[Document page transcription items]
------------------------------------------------

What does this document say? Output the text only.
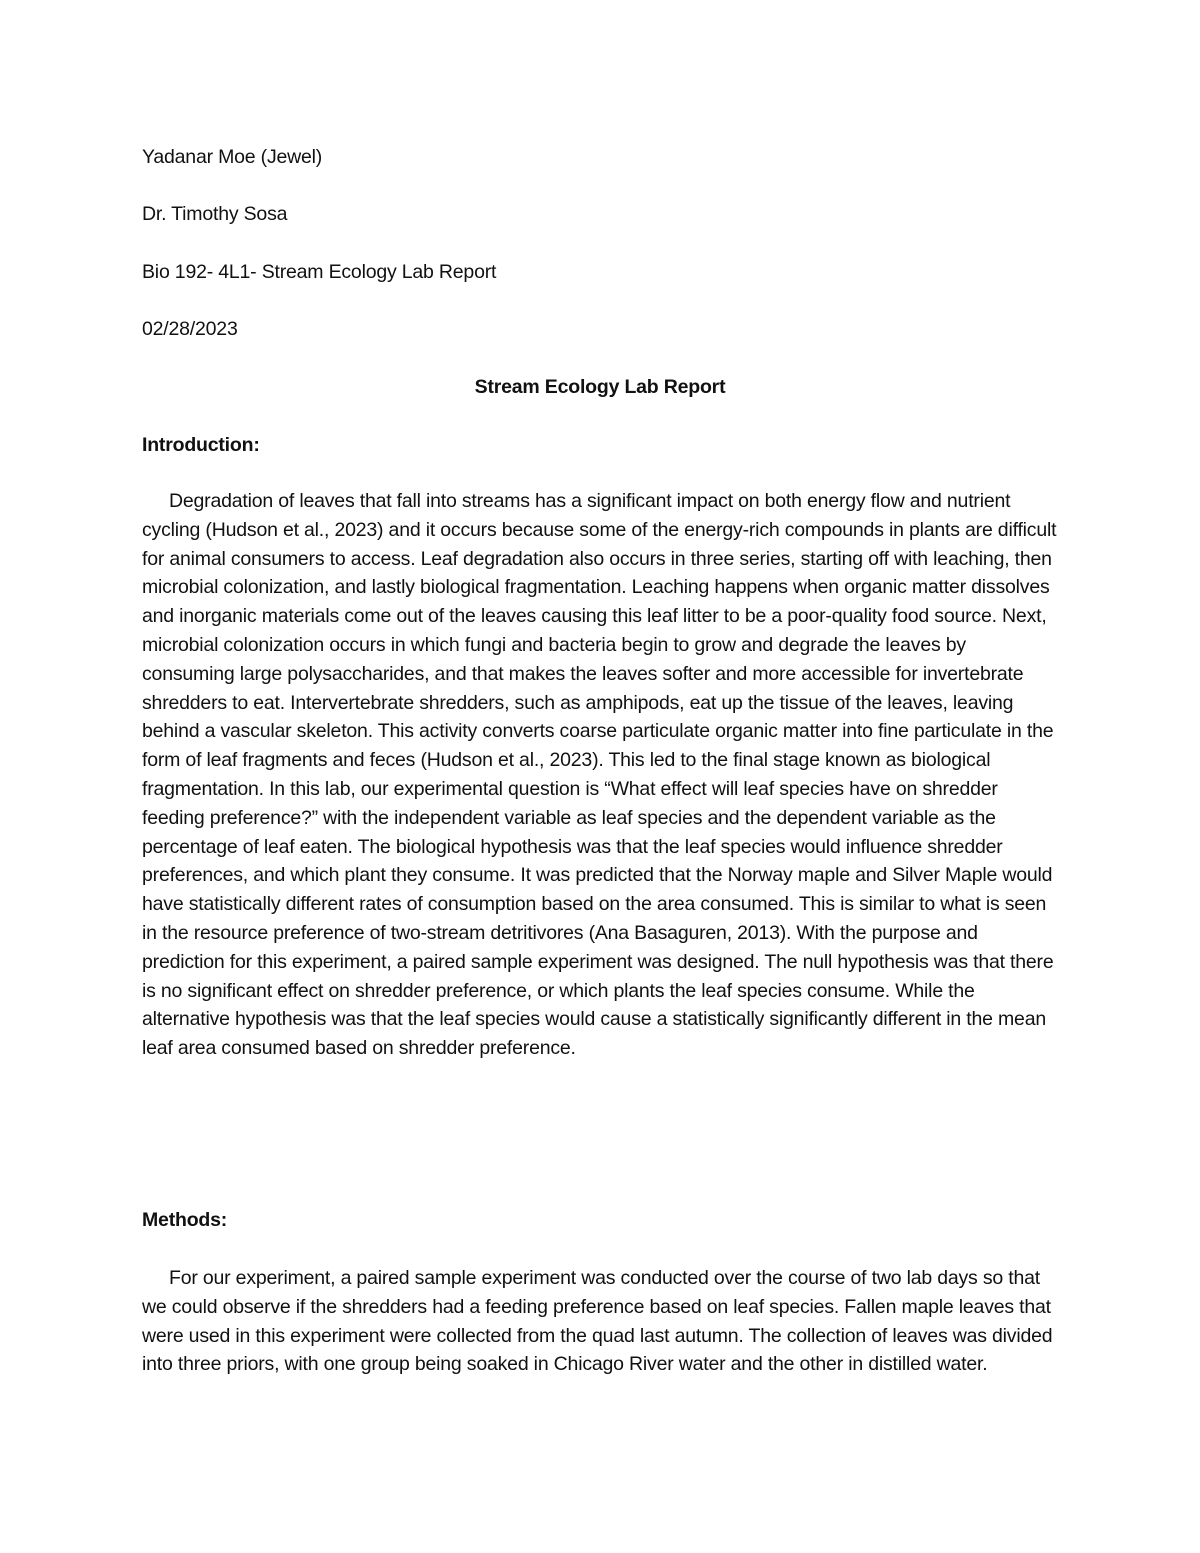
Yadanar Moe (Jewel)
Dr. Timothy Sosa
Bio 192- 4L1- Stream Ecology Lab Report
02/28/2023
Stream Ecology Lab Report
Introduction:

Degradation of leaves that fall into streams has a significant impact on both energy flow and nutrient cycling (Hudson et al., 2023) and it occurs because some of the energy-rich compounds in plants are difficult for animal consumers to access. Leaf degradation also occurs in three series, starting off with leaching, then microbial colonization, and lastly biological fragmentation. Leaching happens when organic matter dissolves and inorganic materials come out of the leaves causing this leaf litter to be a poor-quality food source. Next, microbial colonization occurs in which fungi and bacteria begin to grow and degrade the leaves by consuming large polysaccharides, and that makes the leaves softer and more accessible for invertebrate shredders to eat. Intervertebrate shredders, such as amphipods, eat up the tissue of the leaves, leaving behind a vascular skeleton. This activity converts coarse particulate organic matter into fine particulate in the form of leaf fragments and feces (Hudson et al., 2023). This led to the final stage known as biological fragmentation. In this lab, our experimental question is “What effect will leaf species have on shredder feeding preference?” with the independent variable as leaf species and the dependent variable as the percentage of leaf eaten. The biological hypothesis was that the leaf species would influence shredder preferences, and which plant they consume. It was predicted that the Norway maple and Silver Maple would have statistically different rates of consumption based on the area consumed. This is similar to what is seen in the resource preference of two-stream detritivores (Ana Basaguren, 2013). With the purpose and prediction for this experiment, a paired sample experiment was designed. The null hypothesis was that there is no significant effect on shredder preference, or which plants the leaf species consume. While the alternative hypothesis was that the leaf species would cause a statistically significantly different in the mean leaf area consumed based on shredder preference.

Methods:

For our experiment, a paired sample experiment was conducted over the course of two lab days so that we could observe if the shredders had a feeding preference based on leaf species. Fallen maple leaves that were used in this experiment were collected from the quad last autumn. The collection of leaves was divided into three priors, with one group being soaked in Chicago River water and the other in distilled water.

------------------------------------------------

BRIEF
Supply only the number of lines above in which "Report" occurs.

RESPONSE
2